Required task: Please gather every row below that contains the string "编写手抄报" and copy each one out. Case counts when matching.

Layout element entries:

"""

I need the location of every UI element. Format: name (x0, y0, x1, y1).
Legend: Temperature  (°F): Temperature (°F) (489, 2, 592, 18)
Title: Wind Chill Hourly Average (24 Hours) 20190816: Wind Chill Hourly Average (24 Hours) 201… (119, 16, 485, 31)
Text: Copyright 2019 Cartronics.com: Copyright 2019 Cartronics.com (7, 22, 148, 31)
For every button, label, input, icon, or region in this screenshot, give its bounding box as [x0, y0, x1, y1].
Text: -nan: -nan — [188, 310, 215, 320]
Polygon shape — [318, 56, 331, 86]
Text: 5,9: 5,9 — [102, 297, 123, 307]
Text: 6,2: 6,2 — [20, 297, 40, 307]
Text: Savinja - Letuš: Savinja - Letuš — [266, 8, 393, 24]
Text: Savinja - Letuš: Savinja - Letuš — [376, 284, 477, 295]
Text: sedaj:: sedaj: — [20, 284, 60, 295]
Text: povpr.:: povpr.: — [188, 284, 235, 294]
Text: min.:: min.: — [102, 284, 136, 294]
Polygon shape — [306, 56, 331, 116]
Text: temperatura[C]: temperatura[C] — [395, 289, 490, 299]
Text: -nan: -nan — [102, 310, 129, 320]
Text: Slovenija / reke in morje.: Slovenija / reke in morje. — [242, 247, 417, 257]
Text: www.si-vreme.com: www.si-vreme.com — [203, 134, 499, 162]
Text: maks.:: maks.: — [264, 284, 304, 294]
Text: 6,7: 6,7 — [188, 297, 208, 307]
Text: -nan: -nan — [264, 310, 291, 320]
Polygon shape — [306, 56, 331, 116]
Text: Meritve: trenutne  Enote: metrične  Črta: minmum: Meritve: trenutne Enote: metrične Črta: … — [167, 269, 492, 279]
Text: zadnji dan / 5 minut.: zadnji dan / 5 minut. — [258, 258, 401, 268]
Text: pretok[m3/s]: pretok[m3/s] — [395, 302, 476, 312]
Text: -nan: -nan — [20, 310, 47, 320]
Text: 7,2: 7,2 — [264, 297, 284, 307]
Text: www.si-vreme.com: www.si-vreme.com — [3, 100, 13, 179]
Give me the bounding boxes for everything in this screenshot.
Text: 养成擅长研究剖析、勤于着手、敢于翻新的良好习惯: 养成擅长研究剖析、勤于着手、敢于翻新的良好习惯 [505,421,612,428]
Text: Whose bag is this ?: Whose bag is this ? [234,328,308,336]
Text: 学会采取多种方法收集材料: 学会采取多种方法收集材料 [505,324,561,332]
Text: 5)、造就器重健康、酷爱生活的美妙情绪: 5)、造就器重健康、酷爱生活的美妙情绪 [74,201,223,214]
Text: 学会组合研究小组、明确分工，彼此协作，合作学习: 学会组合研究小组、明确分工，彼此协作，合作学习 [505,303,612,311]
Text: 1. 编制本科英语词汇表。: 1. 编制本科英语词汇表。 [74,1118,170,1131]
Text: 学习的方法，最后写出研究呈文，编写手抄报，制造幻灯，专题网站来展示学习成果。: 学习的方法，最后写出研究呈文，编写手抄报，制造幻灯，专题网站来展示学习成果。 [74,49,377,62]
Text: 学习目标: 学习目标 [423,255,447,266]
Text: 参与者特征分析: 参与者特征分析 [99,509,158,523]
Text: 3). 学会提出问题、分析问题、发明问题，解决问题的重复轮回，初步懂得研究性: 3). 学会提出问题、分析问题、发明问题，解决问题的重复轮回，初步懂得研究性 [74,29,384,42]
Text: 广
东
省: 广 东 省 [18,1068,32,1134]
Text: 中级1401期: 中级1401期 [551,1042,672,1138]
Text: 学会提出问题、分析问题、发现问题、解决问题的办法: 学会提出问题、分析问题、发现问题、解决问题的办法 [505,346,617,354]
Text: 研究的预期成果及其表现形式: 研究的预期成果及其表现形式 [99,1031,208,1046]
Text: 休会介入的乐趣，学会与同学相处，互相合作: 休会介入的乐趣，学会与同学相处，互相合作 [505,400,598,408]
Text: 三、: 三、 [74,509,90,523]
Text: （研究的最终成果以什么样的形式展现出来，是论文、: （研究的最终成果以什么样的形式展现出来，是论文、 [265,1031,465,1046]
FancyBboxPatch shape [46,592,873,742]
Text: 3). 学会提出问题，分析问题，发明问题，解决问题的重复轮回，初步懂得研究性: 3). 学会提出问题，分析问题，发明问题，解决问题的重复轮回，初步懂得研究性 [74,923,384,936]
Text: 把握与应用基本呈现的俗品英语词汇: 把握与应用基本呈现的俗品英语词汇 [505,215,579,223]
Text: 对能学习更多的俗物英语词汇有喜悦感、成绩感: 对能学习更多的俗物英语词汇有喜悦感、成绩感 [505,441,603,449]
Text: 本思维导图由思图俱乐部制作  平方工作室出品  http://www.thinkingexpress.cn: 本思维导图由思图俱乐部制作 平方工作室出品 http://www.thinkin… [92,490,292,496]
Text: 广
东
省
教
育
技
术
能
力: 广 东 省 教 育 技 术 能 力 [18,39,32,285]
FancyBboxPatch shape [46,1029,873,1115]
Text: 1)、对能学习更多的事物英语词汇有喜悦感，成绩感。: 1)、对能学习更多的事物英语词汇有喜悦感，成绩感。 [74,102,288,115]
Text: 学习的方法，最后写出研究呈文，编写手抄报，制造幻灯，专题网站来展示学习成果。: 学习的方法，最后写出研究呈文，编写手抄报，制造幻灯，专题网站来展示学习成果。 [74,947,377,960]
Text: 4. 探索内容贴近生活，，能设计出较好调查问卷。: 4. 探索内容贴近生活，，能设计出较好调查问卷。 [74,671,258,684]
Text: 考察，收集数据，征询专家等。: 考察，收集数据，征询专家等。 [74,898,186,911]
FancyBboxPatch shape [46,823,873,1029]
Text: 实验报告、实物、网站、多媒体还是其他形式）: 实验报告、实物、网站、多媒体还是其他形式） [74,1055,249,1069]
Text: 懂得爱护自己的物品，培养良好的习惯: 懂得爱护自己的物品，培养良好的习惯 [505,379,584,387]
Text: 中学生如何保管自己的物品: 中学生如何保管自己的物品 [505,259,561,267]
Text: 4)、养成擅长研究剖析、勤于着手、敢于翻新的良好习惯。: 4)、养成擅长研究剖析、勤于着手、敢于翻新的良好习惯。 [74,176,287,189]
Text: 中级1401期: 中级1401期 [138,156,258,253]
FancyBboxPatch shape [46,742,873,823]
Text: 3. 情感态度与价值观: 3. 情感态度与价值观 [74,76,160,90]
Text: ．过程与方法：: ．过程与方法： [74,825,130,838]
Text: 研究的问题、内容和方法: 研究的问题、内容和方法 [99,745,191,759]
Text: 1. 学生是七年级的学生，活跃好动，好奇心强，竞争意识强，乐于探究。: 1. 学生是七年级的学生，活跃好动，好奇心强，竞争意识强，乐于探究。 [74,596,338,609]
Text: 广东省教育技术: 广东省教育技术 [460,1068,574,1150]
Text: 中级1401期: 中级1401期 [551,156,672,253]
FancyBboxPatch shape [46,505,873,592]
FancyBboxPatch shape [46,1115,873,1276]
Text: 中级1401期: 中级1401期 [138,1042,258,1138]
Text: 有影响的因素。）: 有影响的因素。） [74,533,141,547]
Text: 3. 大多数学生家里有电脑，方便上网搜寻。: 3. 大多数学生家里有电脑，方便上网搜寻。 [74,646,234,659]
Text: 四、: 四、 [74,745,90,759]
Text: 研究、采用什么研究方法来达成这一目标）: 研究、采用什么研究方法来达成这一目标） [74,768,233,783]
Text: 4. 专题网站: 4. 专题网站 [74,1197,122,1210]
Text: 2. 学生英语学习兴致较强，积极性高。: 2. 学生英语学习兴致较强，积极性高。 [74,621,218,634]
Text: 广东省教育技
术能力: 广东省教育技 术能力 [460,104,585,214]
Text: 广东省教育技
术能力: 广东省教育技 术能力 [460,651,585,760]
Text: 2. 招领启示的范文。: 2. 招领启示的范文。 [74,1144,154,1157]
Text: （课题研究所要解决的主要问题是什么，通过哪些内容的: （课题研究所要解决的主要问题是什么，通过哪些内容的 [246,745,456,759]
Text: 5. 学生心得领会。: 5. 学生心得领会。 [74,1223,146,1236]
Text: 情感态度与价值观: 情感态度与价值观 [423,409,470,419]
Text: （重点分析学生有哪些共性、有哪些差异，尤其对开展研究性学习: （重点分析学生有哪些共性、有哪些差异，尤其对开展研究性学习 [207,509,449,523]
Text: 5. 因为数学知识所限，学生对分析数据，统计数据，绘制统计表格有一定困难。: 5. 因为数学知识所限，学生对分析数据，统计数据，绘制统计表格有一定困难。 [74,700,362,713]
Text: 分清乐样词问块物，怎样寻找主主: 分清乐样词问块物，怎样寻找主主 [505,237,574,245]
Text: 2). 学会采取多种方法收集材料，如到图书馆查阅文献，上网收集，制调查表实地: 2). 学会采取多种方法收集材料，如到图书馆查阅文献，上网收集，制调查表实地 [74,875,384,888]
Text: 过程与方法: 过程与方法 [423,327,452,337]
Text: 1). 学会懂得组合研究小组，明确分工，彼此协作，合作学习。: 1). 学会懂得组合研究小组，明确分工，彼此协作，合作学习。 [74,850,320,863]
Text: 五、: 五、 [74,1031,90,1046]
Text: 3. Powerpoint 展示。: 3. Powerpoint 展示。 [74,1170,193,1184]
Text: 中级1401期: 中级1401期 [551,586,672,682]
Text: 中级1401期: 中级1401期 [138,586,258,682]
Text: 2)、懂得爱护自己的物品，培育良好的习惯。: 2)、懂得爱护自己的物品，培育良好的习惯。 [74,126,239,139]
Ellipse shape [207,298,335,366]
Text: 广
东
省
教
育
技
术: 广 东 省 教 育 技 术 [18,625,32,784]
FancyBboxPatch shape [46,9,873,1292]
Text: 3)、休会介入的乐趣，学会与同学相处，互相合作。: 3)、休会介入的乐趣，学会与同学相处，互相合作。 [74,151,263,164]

"""

Answer for this exercise:
Text: 学习的方法，最后写出研究呈文，编写手抄报，制造幻灯，专题网站来展示学习成果。: 学习的方法，最后写出研究呈文，编写手抄报，制造幻灯，专题网站来展示学习成果。 [74,49,377,62]
Text: 学习的方法，最后写出研究呈文，编写手抄报，制造幻灯，专题网站来展示学习成果。: 学习的方法，最后写出研究呈文，编写手抄报，制造幻灯，专题网站来展示学习成果。 [74,947,377,960]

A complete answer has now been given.